— start of Dataset excerpts —

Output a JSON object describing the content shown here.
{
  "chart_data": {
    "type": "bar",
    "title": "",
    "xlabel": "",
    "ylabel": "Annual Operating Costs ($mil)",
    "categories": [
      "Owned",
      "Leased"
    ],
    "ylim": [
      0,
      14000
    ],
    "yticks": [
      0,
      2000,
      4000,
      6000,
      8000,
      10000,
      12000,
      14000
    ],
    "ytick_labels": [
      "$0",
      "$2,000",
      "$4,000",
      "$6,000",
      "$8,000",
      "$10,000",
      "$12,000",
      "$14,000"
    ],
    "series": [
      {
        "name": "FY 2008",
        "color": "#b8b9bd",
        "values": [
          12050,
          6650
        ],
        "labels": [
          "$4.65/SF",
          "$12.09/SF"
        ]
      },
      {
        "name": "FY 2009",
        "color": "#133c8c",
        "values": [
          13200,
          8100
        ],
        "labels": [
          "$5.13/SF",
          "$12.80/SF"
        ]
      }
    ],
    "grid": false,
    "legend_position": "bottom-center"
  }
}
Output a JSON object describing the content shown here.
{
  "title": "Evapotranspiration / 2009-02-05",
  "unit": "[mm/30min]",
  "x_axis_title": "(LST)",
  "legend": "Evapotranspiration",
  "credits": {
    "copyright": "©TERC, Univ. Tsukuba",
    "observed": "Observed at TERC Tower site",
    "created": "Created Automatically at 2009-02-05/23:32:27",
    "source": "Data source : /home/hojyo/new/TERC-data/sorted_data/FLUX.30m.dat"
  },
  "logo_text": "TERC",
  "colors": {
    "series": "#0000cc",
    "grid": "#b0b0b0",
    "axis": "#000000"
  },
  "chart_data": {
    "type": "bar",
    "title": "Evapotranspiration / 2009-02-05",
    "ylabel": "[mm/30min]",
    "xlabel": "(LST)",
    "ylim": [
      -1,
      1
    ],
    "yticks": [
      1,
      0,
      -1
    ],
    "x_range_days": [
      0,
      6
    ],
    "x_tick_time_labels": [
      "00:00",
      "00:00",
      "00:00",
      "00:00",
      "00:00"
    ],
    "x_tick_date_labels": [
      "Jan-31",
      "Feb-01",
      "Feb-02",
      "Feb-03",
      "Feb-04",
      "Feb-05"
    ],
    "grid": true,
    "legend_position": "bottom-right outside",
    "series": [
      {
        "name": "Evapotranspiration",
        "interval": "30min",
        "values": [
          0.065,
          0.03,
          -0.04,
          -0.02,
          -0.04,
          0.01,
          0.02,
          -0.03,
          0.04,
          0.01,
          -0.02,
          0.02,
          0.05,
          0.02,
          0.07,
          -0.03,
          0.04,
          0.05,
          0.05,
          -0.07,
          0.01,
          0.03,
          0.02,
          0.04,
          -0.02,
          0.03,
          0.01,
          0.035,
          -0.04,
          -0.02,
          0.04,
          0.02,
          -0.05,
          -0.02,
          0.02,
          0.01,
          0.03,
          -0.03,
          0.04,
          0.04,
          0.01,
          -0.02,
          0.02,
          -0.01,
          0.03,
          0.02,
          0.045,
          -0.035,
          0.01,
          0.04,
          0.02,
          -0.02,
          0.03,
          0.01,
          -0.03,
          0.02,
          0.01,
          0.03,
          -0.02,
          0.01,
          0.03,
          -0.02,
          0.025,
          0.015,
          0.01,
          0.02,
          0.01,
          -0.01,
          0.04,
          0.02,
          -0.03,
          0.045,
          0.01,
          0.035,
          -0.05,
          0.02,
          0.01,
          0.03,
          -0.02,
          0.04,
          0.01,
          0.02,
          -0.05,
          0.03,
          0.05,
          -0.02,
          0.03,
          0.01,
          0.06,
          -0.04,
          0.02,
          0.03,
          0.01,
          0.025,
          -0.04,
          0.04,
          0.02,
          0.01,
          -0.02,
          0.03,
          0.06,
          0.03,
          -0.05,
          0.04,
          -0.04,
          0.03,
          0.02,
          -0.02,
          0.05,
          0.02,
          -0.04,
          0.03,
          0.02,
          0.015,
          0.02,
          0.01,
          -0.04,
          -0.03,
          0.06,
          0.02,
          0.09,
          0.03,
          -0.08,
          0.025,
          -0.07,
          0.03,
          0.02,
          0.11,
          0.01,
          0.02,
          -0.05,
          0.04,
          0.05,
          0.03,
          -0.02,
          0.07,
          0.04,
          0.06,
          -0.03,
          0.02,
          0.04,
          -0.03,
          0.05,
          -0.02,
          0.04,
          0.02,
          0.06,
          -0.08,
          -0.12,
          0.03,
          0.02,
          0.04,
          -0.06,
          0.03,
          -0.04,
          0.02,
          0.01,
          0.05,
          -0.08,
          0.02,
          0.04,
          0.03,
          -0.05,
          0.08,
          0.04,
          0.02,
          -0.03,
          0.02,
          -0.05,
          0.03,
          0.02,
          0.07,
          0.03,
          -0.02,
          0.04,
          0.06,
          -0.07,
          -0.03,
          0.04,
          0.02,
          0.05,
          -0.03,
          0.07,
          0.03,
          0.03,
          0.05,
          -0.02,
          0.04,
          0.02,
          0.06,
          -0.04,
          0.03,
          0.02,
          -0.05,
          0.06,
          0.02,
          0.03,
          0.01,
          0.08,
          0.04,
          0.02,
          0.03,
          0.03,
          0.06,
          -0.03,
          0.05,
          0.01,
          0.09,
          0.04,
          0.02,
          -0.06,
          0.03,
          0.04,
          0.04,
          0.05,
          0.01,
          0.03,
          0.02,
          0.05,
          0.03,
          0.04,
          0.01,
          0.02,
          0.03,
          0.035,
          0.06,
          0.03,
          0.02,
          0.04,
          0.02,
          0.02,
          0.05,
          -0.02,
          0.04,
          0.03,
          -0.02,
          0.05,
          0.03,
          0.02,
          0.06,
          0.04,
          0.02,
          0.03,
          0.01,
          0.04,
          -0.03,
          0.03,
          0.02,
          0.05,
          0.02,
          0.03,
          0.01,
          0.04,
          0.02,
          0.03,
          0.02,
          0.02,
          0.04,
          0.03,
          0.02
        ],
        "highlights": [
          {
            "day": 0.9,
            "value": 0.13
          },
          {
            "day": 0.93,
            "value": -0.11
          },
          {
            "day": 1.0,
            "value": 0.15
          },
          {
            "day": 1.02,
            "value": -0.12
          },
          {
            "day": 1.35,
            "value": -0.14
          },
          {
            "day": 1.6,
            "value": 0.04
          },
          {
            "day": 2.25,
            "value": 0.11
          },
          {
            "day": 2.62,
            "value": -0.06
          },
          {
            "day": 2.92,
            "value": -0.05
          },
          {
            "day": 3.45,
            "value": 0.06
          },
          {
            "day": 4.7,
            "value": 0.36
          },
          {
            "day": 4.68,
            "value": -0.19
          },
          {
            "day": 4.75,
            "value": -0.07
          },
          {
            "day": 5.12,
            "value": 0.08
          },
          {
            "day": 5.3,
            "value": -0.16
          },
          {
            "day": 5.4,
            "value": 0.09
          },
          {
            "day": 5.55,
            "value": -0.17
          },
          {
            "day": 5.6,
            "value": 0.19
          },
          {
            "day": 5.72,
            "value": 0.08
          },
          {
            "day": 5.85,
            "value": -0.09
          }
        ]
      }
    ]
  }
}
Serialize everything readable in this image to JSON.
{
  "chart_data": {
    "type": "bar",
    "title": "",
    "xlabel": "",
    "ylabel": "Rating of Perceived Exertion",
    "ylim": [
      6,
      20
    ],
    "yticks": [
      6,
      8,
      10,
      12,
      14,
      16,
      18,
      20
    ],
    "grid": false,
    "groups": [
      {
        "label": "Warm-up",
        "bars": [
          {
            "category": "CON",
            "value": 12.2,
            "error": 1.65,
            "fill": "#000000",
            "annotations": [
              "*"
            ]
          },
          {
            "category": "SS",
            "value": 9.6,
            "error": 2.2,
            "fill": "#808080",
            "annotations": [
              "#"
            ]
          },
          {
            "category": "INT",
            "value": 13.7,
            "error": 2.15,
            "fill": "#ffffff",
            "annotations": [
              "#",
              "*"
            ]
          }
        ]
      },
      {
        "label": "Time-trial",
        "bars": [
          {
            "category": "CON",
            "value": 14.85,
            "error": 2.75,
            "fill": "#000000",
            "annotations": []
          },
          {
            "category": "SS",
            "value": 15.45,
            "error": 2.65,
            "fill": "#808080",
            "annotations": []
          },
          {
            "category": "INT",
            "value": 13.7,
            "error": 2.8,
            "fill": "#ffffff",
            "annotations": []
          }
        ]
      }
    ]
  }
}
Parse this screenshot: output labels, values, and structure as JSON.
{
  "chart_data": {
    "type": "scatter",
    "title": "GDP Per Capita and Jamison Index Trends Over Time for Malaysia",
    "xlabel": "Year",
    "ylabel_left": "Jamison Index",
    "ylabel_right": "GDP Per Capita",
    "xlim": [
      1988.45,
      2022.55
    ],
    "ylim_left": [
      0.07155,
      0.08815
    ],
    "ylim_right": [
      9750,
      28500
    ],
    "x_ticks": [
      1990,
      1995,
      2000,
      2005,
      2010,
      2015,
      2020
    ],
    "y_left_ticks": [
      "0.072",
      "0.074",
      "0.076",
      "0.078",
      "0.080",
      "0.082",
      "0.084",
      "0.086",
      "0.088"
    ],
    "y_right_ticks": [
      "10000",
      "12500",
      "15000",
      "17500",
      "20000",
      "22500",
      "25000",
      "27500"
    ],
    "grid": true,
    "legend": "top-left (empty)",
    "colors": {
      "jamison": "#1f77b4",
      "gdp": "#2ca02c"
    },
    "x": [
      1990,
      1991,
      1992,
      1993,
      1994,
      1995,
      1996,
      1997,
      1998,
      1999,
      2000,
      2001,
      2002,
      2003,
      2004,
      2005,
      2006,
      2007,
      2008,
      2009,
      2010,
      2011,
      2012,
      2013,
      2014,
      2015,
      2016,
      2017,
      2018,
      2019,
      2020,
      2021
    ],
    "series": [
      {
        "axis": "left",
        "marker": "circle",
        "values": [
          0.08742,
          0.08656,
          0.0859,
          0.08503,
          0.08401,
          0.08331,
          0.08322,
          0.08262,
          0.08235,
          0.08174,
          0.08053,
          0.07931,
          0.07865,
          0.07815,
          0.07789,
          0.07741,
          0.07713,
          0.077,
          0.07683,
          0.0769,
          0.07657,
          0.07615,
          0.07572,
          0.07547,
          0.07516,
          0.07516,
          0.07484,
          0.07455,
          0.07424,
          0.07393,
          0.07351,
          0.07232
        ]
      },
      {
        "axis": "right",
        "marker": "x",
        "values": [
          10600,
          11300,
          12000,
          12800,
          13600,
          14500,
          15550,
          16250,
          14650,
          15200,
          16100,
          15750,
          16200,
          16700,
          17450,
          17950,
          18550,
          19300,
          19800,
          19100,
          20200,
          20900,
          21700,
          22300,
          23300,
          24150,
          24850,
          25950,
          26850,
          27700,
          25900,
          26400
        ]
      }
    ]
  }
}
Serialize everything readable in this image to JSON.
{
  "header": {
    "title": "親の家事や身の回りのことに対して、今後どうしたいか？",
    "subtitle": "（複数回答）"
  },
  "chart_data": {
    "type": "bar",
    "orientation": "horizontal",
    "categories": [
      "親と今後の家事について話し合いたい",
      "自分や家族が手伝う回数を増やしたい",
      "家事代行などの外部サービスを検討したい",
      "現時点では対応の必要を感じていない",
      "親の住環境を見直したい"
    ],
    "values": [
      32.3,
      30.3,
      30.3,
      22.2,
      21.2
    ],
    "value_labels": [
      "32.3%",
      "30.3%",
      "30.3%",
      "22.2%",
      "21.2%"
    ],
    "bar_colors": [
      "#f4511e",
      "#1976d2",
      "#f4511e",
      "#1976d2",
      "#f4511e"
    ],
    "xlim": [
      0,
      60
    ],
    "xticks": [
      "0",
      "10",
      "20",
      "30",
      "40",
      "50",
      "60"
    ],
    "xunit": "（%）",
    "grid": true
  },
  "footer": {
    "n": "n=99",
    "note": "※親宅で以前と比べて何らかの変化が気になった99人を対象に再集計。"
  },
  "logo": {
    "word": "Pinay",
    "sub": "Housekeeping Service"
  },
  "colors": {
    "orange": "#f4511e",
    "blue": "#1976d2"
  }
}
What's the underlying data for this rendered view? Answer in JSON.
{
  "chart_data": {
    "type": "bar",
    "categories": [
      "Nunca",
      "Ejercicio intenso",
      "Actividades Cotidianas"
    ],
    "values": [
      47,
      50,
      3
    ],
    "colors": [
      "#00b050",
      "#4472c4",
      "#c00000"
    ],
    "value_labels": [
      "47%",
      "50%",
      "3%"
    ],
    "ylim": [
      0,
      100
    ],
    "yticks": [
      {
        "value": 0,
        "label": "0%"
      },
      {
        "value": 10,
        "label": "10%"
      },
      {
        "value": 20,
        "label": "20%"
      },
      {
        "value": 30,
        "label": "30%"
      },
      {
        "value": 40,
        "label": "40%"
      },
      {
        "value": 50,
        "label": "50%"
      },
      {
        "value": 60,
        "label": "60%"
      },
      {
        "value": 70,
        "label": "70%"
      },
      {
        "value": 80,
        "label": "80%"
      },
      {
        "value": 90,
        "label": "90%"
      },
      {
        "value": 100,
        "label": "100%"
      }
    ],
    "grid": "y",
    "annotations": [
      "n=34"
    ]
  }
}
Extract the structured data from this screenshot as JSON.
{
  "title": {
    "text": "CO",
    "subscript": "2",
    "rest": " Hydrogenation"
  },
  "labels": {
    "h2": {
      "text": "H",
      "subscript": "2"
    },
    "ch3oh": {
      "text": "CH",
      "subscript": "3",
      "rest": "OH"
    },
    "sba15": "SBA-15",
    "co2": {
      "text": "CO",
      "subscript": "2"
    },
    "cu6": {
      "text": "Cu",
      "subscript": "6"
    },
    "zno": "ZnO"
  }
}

— end of Dataset excerpts —

Across the data above, how many lines include the word "grid"? Give only the count.

7